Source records

-- Start --

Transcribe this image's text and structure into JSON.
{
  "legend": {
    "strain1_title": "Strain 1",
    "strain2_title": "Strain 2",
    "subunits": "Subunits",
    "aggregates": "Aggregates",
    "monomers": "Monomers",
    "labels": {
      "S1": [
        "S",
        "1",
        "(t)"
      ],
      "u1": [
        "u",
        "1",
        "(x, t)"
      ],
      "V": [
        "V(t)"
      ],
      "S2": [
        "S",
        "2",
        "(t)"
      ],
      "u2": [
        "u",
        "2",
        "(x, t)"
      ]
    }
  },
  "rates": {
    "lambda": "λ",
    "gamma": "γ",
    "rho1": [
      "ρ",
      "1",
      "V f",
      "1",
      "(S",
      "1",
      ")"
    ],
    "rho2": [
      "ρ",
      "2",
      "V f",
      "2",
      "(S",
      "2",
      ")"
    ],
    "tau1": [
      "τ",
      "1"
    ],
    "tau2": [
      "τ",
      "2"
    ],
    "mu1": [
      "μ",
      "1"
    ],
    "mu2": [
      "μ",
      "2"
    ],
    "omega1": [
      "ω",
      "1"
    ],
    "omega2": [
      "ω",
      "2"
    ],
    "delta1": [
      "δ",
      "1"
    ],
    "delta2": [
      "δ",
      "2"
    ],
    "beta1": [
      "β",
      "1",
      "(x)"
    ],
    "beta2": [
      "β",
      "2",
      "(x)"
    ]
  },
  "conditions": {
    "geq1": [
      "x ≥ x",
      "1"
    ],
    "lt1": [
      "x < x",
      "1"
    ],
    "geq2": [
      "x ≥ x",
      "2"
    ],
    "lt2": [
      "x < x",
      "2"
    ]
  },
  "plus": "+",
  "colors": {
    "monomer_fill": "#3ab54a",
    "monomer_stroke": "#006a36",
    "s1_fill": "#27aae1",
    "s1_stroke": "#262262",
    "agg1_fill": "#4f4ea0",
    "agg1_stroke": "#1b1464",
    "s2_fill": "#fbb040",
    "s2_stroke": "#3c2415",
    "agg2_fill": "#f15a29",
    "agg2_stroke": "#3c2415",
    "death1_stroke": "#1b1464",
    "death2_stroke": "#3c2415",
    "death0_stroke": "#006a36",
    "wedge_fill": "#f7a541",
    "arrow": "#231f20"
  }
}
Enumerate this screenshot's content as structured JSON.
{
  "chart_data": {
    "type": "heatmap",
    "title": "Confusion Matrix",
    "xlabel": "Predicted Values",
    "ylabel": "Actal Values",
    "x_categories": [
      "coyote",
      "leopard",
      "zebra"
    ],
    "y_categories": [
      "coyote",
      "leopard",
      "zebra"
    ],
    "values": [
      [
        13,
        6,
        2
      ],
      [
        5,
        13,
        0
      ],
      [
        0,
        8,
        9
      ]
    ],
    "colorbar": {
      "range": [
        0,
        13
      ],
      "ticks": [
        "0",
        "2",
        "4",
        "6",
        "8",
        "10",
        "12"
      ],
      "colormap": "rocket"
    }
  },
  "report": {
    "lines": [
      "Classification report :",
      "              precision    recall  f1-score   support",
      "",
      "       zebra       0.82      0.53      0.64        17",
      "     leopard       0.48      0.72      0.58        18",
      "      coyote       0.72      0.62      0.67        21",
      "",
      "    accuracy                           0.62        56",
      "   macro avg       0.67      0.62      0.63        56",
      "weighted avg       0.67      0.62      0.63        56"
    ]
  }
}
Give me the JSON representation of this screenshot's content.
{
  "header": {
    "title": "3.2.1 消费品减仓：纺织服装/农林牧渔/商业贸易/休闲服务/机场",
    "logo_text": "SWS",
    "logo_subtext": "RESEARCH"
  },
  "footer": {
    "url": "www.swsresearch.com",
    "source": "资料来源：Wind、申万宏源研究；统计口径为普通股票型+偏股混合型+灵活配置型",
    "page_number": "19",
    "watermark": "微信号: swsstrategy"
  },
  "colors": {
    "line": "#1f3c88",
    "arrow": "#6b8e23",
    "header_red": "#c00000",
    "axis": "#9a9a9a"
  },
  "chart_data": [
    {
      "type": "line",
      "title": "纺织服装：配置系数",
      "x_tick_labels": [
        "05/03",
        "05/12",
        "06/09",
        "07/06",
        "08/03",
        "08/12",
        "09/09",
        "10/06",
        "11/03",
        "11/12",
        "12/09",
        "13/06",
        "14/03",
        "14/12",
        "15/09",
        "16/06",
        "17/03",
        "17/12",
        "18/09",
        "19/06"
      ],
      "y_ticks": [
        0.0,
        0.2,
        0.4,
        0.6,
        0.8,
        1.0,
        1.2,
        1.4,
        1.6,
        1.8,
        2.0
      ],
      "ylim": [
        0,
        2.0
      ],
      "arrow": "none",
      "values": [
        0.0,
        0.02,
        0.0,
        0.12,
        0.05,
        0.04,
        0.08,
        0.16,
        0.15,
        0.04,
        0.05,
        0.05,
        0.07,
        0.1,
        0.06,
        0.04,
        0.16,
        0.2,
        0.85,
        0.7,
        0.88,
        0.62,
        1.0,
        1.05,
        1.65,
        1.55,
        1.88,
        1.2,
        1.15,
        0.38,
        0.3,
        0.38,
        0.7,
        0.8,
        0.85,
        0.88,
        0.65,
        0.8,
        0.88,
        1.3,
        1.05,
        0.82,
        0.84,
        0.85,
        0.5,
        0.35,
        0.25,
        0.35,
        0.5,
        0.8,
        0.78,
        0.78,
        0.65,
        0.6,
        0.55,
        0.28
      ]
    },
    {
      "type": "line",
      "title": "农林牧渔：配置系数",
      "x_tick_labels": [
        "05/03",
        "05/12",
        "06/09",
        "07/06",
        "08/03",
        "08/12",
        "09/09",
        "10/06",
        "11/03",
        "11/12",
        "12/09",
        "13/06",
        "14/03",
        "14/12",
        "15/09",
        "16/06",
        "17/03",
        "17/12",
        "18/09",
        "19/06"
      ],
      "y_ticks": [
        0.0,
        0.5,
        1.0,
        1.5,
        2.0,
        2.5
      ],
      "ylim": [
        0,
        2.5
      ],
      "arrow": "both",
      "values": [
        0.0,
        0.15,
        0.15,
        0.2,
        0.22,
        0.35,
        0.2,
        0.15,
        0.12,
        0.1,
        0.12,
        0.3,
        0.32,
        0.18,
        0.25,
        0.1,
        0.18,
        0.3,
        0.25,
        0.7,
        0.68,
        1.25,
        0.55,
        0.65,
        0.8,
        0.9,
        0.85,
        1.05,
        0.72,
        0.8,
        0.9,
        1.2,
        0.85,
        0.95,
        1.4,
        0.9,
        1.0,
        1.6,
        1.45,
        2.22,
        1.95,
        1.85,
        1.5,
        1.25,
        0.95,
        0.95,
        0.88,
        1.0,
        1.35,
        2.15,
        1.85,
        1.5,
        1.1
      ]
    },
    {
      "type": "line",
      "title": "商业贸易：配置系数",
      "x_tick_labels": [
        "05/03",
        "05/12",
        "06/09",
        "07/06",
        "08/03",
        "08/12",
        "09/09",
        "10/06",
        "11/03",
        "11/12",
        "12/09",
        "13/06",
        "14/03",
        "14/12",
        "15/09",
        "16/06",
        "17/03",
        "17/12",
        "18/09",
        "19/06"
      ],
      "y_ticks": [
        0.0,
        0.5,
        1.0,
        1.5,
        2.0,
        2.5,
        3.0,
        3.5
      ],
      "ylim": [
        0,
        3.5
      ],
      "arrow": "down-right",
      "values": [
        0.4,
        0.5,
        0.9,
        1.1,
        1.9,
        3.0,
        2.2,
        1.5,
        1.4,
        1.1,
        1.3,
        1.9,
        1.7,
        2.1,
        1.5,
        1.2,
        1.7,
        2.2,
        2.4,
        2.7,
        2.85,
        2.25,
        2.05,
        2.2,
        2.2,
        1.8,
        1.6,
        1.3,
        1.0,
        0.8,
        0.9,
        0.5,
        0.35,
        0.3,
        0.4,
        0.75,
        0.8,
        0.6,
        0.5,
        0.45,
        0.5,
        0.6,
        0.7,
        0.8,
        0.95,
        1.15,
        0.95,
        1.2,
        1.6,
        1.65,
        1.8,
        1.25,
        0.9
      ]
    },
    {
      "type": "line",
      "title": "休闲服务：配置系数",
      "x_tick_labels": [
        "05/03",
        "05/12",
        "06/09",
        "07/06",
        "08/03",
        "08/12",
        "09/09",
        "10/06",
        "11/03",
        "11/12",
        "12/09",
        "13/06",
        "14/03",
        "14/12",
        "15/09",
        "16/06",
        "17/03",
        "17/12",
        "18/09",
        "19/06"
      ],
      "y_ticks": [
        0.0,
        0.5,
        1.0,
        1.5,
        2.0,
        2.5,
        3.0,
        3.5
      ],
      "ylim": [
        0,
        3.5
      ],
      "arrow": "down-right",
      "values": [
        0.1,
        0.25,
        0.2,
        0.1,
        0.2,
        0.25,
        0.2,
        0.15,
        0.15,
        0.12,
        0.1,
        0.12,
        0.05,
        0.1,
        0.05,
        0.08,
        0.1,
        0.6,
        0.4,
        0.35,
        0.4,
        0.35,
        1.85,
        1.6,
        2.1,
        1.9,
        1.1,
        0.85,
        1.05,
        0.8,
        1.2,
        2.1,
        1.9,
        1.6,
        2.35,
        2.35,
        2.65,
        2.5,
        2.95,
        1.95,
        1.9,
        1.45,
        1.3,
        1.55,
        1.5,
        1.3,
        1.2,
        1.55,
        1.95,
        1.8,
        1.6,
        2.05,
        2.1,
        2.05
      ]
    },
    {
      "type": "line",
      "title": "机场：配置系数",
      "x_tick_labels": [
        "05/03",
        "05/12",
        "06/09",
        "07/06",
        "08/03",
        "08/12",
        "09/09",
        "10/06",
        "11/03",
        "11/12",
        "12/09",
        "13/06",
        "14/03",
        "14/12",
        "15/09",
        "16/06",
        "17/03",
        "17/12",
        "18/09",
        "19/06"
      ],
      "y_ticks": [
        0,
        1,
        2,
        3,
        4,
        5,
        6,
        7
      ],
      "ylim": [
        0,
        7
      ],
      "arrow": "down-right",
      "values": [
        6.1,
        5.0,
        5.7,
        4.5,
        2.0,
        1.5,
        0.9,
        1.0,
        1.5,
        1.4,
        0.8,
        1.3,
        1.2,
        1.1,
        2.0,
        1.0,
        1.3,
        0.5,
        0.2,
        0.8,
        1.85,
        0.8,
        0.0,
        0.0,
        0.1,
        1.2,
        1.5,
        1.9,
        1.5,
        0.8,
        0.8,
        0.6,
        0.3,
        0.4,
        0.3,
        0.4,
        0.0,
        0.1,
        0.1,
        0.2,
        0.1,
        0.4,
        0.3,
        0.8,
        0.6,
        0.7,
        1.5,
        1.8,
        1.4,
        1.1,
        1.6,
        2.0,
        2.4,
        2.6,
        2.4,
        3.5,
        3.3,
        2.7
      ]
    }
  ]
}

-- End --

— Written request —
Say, as a number only, how many lines of the data contain "JSON".

— Exercise solution —
3